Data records

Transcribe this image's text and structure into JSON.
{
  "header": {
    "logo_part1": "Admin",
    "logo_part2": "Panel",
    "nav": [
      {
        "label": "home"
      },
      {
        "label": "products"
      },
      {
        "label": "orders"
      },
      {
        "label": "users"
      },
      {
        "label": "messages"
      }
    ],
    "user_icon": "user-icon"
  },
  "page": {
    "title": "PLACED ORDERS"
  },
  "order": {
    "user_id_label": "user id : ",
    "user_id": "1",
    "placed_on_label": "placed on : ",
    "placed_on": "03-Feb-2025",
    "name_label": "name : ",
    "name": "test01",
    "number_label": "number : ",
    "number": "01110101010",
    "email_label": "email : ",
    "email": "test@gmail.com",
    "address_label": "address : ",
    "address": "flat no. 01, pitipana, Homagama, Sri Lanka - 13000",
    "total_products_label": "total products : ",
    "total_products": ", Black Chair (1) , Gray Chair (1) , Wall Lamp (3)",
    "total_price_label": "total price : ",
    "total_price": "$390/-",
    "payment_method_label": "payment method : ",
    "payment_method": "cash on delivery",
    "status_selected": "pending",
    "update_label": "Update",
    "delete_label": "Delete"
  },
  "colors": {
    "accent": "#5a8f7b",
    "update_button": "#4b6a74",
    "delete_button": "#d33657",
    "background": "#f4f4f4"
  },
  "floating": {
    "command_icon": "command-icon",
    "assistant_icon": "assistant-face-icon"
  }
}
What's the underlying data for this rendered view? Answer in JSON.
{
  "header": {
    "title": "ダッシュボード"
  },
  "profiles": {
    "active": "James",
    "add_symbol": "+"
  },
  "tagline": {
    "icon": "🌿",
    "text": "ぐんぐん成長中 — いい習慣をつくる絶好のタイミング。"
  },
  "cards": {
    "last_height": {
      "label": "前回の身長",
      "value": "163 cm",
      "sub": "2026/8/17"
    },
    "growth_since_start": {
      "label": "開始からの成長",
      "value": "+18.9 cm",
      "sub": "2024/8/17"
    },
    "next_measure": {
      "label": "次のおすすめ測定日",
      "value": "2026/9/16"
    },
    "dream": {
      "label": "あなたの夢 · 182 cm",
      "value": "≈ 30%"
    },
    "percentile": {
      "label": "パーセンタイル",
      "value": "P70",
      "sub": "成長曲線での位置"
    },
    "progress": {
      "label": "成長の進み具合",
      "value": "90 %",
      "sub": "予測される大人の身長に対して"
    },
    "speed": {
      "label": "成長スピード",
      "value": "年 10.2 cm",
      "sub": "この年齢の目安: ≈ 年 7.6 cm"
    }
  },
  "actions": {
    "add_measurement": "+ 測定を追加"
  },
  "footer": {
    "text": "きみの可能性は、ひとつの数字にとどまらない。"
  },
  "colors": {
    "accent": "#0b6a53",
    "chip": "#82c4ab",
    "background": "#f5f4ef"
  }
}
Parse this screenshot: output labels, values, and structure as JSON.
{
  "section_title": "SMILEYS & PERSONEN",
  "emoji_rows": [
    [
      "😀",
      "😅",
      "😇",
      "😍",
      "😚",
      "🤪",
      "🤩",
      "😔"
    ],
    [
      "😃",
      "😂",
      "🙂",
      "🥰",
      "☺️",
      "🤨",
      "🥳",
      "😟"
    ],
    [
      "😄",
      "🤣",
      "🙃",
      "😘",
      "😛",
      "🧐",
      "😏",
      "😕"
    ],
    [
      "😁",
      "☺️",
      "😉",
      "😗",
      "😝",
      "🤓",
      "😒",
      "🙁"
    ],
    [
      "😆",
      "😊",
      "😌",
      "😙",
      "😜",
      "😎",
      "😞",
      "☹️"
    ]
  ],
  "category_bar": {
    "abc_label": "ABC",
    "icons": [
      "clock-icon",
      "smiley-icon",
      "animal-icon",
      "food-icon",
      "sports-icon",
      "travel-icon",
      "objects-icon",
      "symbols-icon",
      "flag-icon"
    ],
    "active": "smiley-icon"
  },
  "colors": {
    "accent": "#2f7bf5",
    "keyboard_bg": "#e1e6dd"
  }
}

» What you need to do
Write out all the records above again, exactly as they stand.

» The result
Transcribe this image's text and structure into JSON.
{
  "header": {
    "logo_part1": "Admin",
    "logo_part2": "Panel",
    "nav": [
      {
        "label": "home"
      },
      {
        "label": "products"
      },
      {
        "label": "orders"
      },
      {
        "label": "users"
      },
      {
        "label": "messages"
      }
    ],
    "user_icon": "user-icon"
  },
  "page": {
    "title": "PLACED ORDERS"
  },
  "order": {
    "user_id_label": "user id : ",
    "user_id": "1",
    "placed_on_label": "placed on : ",
    "placed_on": "03-Feb-2025",
    "name_label": "name : ",
    "name": "test01",
    "number_label": "number : ",
    "number": "01110101010",
    "email_label": "email : ",
    "email": "test@gmail.com",
    "address_label": "address : ",
    "address": "flat no. 01, pitipana, Homagama, Sri Lanka - 13000",
    "total_products_label": "total products : ",
    "total_products": ", Black Chair (1) , Gray Chair (1) , Wall Lamp (3)",
    "total_price_label": "total price : ",
    "total_price": "$390/-",
    "payment_method_label": "payment method : ",
    "payment_method": "cash on delivery",
    "status_selected": "pending",
    "update_label": "Update",
    "delete_label": "Delete"
  },
  "colors": {
    "accent": "#5a8f7b",
    "update_button": "#4b6a74",
    "delete_button": "#d33657",
    "background": "#f4f4f4"
  },
  "floating": {
    "command_icon": "command-icon",
    "assistant_icon": "assistant-face-icon"
  }
}
What's the underlying data for this rendered view? Answer in JSON.
{
  "header": {
    "title": "ダッシュボード"
  },
  "profiles": {
    "active": "James",
    "add_symbol": "+"
  },
  "tagline": {
    "icon": "🌿",
    "text": "ぐんぐん成長中 — いい習慣をつくる絶好のタイミング。"
  },
  "cards": {
    "last_height": {
      "label": "前回の身長",
      "value": "163 cm",
      "sub": "2026/8/17"
    },
    "growth_since_start": {
      "label": "開始からの成長",
      "value": "+18.9 cm",
      "sub": "2024/8/17"
    },
    "next_measure": {
      "label": "次のおすすめ測定日",
      "value": "2026/9/16"
    },
    "dream": {
      "label": "あなたの夢 · 182 cm",
      "value": "≈ 30%"
    },
    "percentile": {
      "label": "パーセンタイル",
      "value": "P70",
      "sub": "成長曲線での位置"
    },
    "progress": {
      "label": "成長の進み具合",
      "value": "90 %",
      "sub": "予測される大人の身長に対して"
    },
    "speed": {
      "label": "成長スピード",
      "value": "年 10.2 cm",
      "sub": "この年齢の目安: ≈ 年 7.6 cm"
    }
  },
  "actions": {
    "add_measurement": "+ 測定を追加"
  },
  "footer": {
    "text": "きみの可能性は、ひとつの数字にとどまらない。"
  },
  "colors": {
    "accent": "#0b6a53",
    "chip": "#82c4ab",
    "background": "#f5f4ef"
  }
}
Parse this screenshot: output labels, values, and structure as JSON.
{
  "section_title": "SMILEYS & PERSONEN",
  "emoji_rows": [
    [
      "😀",
      "😅",
      "😇",
      "😍",
      "😚",
      "🤪",
      "🤩",
      "😔"
    ],
    [
      "😃",
      "😂",
      "🙂",
      "🥰",
      "☺️",
      "🤨",
      "🥳",
      "😟"
    ],
    [
      "😄",
      "🤣",
      "🙃",
      "😘",
      "😛",
      "🧐",
      "😏",
      "😕"
    ],
    [
      "😁",
      "☺️",
      "😉",
      "😗",
      "😝",
      "🤓",
      "😒",
      "🙁"
    ],
    [
      "😆",
      "😊",
      "😌",
      "😙",
      "😜",
      "😎",
      "😞",
      "☹️"
    ]
  ],
  "category_bar": {
    "abc_label": "ABC",
    "icons": [
      "clock-icon",
      "smiley-icon",
      "animal-icon",
      "food-icon",
      "sports-icon",
      "travel-icon",
      "objects-icon",
      "symbols-icon",
      "flag-icon"
    ],
    "active": "smiley-icon"
  },
  "colors": {
    "accent": "#2f7bf5",
    "keyboard_bg": "#e1e6dd"
  }
}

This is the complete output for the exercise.